__Exercise requirements__
Copy each line of the listing below exactly.

__Records supplied__
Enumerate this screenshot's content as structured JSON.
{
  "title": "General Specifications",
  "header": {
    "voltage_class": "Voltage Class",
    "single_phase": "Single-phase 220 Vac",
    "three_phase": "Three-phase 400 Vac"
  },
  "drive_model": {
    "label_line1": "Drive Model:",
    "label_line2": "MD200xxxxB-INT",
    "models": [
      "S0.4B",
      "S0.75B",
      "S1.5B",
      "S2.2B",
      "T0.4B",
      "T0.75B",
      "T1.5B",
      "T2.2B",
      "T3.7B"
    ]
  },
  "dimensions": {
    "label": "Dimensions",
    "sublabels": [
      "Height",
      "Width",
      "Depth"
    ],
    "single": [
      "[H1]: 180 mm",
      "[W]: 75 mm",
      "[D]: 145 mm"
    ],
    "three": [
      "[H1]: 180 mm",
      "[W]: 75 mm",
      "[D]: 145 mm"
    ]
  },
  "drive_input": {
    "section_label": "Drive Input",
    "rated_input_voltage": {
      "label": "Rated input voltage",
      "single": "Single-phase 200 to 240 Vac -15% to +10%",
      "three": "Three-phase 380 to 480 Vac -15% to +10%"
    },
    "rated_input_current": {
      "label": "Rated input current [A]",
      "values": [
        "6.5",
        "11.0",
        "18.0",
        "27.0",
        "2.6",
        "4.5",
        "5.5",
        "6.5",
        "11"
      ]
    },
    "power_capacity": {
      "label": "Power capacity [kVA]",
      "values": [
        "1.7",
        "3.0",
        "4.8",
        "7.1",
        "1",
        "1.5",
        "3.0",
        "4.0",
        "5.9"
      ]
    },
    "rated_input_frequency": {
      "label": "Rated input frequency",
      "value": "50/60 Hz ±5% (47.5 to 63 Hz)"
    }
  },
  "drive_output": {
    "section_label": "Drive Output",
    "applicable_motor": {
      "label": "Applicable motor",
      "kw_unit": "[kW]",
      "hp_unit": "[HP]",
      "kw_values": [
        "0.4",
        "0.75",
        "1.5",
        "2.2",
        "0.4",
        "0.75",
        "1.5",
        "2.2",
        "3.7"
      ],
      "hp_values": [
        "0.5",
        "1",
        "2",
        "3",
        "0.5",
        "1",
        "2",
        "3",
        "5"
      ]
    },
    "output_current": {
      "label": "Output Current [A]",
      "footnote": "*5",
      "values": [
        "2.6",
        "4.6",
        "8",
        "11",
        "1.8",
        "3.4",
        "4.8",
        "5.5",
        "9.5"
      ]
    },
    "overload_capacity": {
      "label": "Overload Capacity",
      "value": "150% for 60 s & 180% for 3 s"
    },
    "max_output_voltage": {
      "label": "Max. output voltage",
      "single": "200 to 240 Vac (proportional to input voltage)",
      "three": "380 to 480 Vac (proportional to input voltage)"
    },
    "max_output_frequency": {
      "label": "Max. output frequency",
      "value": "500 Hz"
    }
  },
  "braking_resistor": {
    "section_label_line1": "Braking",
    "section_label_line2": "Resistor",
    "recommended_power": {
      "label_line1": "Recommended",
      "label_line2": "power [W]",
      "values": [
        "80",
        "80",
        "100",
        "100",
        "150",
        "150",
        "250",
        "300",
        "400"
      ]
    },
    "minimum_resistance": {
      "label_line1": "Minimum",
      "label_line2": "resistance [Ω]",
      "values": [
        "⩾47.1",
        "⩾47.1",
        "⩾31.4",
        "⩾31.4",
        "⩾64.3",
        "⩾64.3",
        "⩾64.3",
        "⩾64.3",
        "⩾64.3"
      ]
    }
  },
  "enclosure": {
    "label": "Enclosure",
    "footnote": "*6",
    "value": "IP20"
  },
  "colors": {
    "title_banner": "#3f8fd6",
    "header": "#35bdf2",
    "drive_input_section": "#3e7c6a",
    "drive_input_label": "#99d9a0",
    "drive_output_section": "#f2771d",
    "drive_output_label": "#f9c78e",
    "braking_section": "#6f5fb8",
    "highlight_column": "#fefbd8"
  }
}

__Exercise answer__
Enumerate this screenshot's content as structured JSON.
{
  "title": "General Specifications",
  "header": {
    "voltage_class": "Voltage Class",
    "single_phase": "Single-phase 220 Vac",
    "three_phase": "Three-phase 400 Vac"
  },
  "drive_model": {
    "label_line1": "Drive Model:",
    "label_line2": "MD200xxxxB-INT",
    "models": [
      "S0.4B",
      "S0.75B",
      "S1.5B",
      "S2.2B",
      "T0.4B",
      "T0.75B",
      "T1.5B",
      "T2.2B",
      "T3.7B"
    ]
  },
  "dimensions": {
    "label": "Dimensions",
    "sublabels": [
      "Height",
      "Width",
      "Depth"
    ],
    "single": [
      "[H1]: 180 mm",
      "[W]: 75 mm",
      "[D]: 145 mm"
    ],
    "three": [
      "[H1]: 180 mm",
      "[W]: 75 mm",
      "[D]: 145 mm"
    ]
  },
  "drive_input": {
    "section_label": "Drive Input",
    "rated_input_voltage": {
      "label": "Rated input voltage",
      "single": "Single-phase 200 to 240 Vac -15% to +10%",
      "three": "Three-phase 380 to 480 Vac -15% to +10%"
    },
    "rated_input_current": {
      "label": "Rated input current [A]",
      "values": [
        "6.5",
        "11.0",
        "18.0",
        "27.0",
        "2.6",
        "4.5",
        "5.5",
        "6.5",
        "11"
      ]
    },
    "power_capacity": {
      "label": "Power capacity [kVA]",
      "values": [
        "1.7",
        "3.0",
        "4.8",
        "7.1",
        "1",
        "1.5",
        "3.0",
        "4.0",
        "5.9"
      ]
    },
    "rated_input_frequency": {
      "label": "Rated input frequency",
      "value": "50/60 Hz ±5% (47.5 to 63 Hz)"
    }
  },
  "drive_output": {
    "section_label": "Drive Output",
    "applicable_motor": {
      "label": "Applicable motor",
      "kw_unit": "[kW]",
      "hp_unit": "[HP]",
      "kw_values": [
        "0.4",
        "0.75",
        "1.5",
        "2.2",
        "0.4",
        "0.75",
        "1.5",
        "2.2",
        "3.7"
      ],
      "hp_values": [
        "0.5",
        "1",
        "2",
        "3",
        "0.5",
        "1",
        "2",
        "3",
        "5"
      ]
    },
    "output_current": {
      "label": "Output Current [A]",
      "footnote": "*5",
      "values": [
        "2.6",
        "4.6",
        "8",
        "11",
        "1.8",
        "3.4",
        "4.8",
        "5.5",
        "9.5"
      ]
    },
    "overload_capacity": {
      "label": "Overload Capacity",
      "value": "150% for 60 s & 180% for 3 s"
    },
    "max_output_voltage": {
      "label": "Max. output voltage",
      "single": "200 to 240 Vac (proportional to input voltage)",
      "three": "380 to 480 Vac (proportional to input voltage)"
    },
    "max_output_frequency": {
      "label": "Max. output frequency",
      "value": "500 Hz"
    }
  },
  "braking_resistor": {
    "section_label_line1": "Braking",
    "section_label_line2": "Resistor",
    "recommended_power": {
      "label_line1": "Recommended",
      "label_line2": "power [W]",
      "values": [
        "80",
        "80",
        "100",
        "100",
        "150",
        "150",
        "250",
        "300",
        "400"
      ]
    },
    "minimum_resistance": {
      "label_line1": "Minimum",
      "label_line2": "resistance [Ω]",
      "values": [
        "⩾47.1",
        "⩾47.1",
        "⩾31.4",
        "⩾31.4",
        "⩾64.3",
        "⩾64.3",
        "⩾64.3",
        "⩾64.3",
        "⩾64.3"
      ]
    }
  },
  "enclosure": {
    "label": "Enclosure",
    "footnote": "*6",
    "value": "IP20"
  },
  "colors": {
    "title_banner": "#3f8fd6",
    "header": "#35bdf2",
    "drive_input_section": "#3e7c6a",
    "drive_input_label": "#99d9a0",
    "drive_output_section": "#f2771d",
    "drive_output_label": "#f9c78e",
    "braking_section": "#6f5fb8",
    "highlight_column": "#fefbd8"
  }
}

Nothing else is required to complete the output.